--- START ---

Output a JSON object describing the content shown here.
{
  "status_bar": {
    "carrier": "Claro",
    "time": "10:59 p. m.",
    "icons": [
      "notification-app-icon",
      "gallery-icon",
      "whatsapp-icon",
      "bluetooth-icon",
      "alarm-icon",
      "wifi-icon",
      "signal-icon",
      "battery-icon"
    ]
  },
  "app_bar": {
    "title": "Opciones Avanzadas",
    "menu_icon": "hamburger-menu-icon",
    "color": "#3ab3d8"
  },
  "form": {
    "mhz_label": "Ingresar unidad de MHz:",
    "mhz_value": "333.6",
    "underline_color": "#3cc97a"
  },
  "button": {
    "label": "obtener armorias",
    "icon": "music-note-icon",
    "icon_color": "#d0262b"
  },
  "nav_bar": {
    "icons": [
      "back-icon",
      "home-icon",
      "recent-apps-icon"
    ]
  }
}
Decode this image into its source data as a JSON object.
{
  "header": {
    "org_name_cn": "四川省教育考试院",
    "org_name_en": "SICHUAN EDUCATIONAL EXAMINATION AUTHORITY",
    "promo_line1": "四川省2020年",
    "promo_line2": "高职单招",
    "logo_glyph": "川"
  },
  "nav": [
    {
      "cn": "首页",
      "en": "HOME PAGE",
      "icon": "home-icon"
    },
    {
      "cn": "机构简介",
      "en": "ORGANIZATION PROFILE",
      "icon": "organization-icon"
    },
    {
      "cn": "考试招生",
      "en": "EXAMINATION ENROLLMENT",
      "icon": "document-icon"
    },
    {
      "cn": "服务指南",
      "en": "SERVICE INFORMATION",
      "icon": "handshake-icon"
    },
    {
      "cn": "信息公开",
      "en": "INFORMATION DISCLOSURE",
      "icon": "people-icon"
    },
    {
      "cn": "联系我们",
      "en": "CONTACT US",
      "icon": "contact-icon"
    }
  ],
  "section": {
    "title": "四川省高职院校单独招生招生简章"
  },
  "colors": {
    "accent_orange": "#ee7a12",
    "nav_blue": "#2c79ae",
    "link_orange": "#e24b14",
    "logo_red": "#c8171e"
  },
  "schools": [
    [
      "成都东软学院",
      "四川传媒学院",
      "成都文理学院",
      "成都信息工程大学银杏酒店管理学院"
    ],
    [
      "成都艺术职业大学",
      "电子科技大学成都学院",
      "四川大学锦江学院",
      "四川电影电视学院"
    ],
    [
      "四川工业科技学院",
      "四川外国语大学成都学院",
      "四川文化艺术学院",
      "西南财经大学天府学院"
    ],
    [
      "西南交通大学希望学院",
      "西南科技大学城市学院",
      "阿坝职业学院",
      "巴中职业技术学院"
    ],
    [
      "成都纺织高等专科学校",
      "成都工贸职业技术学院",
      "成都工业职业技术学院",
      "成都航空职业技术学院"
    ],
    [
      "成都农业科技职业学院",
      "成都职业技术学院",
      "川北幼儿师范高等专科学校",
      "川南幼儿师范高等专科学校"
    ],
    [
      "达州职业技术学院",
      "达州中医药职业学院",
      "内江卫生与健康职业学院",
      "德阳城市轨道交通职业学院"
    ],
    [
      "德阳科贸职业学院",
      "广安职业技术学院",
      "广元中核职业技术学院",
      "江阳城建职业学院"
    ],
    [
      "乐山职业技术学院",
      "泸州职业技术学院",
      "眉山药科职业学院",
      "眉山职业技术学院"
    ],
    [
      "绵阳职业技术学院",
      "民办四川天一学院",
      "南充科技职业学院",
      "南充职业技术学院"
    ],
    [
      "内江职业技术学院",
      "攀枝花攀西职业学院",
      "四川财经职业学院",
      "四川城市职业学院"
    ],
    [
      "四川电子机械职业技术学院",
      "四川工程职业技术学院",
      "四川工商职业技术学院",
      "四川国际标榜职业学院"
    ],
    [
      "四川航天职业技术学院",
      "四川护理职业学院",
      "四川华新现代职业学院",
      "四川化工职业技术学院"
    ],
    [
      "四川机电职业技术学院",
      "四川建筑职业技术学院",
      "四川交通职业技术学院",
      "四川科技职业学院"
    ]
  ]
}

--- END ---

### Problem to work on
Reply with nothing but the number of lines in the data above that contain "JSON".

### Answer to the exercise
2